DESCRIPTION OF THE TASK:
In the entries below, find the lines that contain the word "trois" and copy them.

-- start of GIVEN ENTRIES --

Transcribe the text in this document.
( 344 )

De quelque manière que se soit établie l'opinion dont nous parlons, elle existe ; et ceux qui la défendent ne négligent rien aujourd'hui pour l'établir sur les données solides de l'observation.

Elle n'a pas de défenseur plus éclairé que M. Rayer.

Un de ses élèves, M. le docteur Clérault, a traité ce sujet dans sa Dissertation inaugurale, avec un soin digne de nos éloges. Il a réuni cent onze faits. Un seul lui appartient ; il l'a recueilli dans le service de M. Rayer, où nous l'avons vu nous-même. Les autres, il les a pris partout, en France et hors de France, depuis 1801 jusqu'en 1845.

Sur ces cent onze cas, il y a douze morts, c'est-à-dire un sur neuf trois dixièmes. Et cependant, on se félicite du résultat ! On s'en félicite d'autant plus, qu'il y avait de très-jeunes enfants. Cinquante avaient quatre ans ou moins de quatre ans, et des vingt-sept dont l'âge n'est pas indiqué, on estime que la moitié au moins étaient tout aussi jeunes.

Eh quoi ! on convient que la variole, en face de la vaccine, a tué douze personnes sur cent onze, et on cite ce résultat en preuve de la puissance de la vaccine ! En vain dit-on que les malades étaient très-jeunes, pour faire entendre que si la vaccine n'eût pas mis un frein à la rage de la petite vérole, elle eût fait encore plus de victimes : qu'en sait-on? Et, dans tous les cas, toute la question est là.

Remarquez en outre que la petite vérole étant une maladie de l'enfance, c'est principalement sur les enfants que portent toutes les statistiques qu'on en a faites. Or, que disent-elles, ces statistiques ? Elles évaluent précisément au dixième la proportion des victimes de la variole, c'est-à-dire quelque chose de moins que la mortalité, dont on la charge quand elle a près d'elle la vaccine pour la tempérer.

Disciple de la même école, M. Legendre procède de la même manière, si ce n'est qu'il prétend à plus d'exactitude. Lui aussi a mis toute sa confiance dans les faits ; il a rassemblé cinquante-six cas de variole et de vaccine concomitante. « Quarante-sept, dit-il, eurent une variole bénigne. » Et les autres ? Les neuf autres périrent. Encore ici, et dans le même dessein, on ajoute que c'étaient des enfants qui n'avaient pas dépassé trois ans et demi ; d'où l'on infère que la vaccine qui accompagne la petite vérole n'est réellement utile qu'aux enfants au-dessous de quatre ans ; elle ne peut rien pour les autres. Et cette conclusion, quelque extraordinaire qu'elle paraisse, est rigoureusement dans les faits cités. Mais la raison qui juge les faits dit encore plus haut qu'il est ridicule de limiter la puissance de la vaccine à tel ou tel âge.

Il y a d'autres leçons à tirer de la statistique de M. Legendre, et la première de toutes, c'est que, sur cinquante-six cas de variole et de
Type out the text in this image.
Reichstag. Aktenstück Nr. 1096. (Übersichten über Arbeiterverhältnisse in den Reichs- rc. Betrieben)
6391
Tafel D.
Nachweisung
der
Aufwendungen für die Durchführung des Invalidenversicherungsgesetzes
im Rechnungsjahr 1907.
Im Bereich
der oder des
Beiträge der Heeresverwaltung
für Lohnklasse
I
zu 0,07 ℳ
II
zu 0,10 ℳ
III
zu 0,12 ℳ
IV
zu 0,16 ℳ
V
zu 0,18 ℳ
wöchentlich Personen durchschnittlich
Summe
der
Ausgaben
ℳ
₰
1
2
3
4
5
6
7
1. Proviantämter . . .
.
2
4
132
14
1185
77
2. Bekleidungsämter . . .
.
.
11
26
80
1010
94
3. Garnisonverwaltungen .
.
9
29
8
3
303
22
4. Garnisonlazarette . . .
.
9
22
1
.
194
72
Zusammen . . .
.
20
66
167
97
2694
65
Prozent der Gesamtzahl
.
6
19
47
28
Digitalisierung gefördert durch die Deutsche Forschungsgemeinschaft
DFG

-- end of GIVEN ENTRIES --

IN RESPONSE:
Sur ces cent onze cas, il y a douze morts, c'est-à-dire un sur neuf trois dixièmes. Et cependant, on se félicite du résultat ! On s'en félicite d'autant plus, qu'il y avait de très-jeunes enfants. Cinquante avaient quatre ans ou moins de quatre ans, et des vingt-sept dont l'âge n'est pas indiqué, on estime que la moitié au moins étaient tout aussi jeunes.
Disciple de la même école, M. Legendre procède de la même manière, si ce n'est qu'il prétend à plus d'exactitude. Lui aussi a mis toute sa confiance dans les faits ; il a rassemblé cinquante-six cas de variole et de vaccine concomitante. « Quarante-sept, dit-il, eurent une variole bénigne. » Et les autres ? Les neuf autres périrent. Encore ici, et dans le même dessein, on ajoute que c'étaient des enfants qui n'avaient pas dépassé trois ans et demi ; d'où l'on infère que la vaccine qui accompagne la petite vérole n'est réellement utile qu'aux enfants au-dessous de quatre ans ; elle ne peut rien pour les autres. Et cette conclusion, quelque extraordinaire qu'elle paraisse, est rigoureusement dans les faits cités. Mais la raison qui juge les faits dit encore plus haut qu'il est ridicule de limiter la puissance de la vaccine à tel ou tel âge.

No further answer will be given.